_Collection entries_:
►

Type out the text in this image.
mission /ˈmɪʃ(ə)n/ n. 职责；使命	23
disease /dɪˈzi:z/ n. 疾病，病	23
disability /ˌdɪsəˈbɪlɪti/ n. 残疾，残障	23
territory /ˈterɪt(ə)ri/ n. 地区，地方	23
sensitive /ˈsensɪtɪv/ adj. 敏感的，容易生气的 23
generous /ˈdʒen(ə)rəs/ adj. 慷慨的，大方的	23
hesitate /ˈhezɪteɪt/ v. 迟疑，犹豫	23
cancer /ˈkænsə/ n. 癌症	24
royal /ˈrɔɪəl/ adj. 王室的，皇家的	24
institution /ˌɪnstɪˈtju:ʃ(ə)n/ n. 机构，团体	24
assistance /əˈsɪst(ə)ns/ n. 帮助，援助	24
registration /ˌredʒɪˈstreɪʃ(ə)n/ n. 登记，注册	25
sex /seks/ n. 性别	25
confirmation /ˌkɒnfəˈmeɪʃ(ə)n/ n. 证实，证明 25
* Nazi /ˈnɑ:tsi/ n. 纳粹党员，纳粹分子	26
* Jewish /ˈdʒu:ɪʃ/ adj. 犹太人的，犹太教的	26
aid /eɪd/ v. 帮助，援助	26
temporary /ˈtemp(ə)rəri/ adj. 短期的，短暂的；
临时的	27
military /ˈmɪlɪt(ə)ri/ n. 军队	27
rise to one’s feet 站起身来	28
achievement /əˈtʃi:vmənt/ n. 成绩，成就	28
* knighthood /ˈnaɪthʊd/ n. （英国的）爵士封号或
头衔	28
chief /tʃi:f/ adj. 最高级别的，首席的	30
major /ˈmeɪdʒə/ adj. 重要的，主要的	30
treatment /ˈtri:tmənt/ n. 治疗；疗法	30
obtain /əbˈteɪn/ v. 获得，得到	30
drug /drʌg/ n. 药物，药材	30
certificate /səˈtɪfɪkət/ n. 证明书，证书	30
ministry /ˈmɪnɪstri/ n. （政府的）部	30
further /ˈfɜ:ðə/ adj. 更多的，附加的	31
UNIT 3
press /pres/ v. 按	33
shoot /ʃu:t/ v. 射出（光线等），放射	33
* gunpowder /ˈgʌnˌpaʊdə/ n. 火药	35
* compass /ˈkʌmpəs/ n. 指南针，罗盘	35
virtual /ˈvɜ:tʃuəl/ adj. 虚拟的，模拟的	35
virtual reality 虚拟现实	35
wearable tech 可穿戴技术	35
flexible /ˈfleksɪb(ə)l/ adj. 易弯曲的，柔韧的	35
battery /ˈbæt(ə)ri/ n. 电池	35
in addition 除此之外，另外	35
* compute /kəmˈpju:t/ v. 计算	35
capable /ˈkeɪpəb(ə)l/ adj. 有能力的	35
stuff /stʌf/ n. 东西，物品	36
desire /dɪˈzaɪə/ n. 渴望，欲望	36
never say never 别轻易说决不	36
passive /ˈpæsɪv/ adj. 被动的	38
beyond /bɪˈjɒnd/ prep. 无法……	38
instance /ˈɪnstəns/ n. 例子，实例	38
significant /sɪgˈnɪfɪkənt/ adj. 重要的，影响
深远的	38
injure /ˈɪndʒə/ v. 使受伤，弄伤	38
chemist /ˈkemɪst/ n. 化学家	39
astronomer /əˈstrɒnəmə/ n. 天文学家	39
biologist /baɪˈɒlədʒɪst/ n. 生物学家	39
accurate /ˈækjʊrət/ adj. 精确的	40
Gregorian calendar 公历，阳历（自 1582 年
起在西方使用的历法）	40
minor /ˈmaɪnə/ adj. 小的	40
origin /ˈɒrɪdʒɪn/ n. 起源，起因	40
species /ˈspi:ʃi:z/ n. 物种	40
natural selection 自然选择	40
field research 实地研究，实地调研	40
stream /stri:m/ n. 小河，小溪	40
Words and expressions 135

◄

_Written instruction_:
Write the data from above out again, exactly.

_The reply_:
Type out the text in this image.
mission /ˈmɪʃ(ə)n/ n. 职责；使命	23
disease /dɪˈzi:z/ n. 疾病，病	23
disability /ˌdɪsəˈbɪlɪti/ n. 残疾，残障	23
territory /ˈterɪt(ə)ri/ n. 地区，地方	23
sensitive /ˈsensɪtɪv/ adj. 敏感的，容易生气的 23
generous /ˈdʒen(ə)rəs/ adj. 慷慨的，大方的	23
hesitate /ˈhezɪteɪt/ v. 迟疑，犹豫	23
cancer /ˈkænsə/ n. 癌症	24
royal /ˈrɔɪəl/ adj. 王室的，皇家的	24
institution /ˌɪnstɪˈtju:ʃ(ə)n/ n. 机构，团体	24
assistance /əˈsɪst(ə)ns/ n. 帮助，援助	24
registration /ˌredʒɪˈstreɪʃ(ə)n/ n. 登记，注册	25
sex /seks/ n. 性别	25
confirmation /ˌkɒnfəˈmeɪʃ(ə)n/ n. 证实，证明 25
* Nazi /ˈnɑ:tsi/ n. 纳粹党员，纳粹分子	26
* Jewish /ˈdʒu:ɪʃ/ adj. 犹太人的，犹太教的	26
aid /eɪd/ v. 帮助，援助	26
temporary /ˈtemp(ə)rəri/ adj. 短期的，短暂的；
临时的	27
military /ˈmɪlɪt(ə)ri/ n. 军队	27
rise to one’s feet 站起身来	28
achievement /əˈtʃi:vmənt/ n. 成绩，成就	28
* knighthood /ˈnaɪthʊd/ n. （英国的）爵士封号或
头衔	28
chief /tʃi:f/ adj. 最高级别的，首席的	30
major /ˈmeɪdʒə/ adj. 重要的，主要的	30
treatment /ˈtri:tmənt/ n. 治疗；疗法	30
obtain /əbˈteɪn/ v. 获得，得到	30
drug /drʌg/ n. 药物，药材	30
certificate /səˈtɪfɪkət/ n. 证明书，证书	30
ministry /ˈmɪnɪstri/ n. （政府的）部	30
further /ˈfɜ:ðə/ adj. 更多的，附加的	31
UNIT 3
press /pres/ v. 按	33
shoot /ʃu:t/ v. 射出（光线等），放射	33
* gunpowder /ˈgʌnˌpaʊdə/ n. 火药	35
* compass /ˈkʌmpəs/ n. 指南针，罗盘	35
virtual /ˈvɜ:tʃuəl/ adj. 虚拟的，模拟的	35
virtual reality 虚拟现实	35
wearable tech 可穿戴技术	35
flexible /ˈfleksɪb(ə)l/ adj. 易弯曲的，柔韧的	35
battery /ˈbæt(ə)ri/ n. 电池	35
in addition 除此之外，另外	35
* compute /kəmˈpju:t/ v. 计算	35
capable /ˈkeɪpəb(ə)l/ adj. 有能力的	35
stuff /stʌf/ n. 东西，物品	36
desire /dɪˈzaɪə/ n. 渴望，欲望	36
never say never 别轻易说决不	36
passive /ˈpæsɪv/ adj. 被动的	38
beyond /bɪˈjɒnd/ prep. 无法……	38
instance /ˈɪnstəns/ n. 例子，实例	38
significant /sɪgˈnɪfɪkənt/ adj. 重要的，影响
深远的	38
injure /ˈɪndʒə/ v. 使受伤，弄伤	38
chemist /ˈkemɪst/ n. 化学家	39
astronomer /əˈstrɒnəmə/ n. 天文学家	39
biologist /baɪˈɒlədʒɪst/ n. 生物学家	39
accurate /ˈækjʊrət/ adj. 精确的	40
Gregorian calendar 公历，阳历（自 1582 年
起在西方使用的历法）	40
minor /ˈmaɪnə/ adj. 小的	40
origin /ˈɒrɪdʒɪn/ n. 起源，起因	40
species /ˈspi:ʃi:z/ n. 物种	40
natural selection 自然选择	40
field research 实地研究，实地调研	40
stream /stri:m/ n. 小河，小溪	40
Words and expressions 135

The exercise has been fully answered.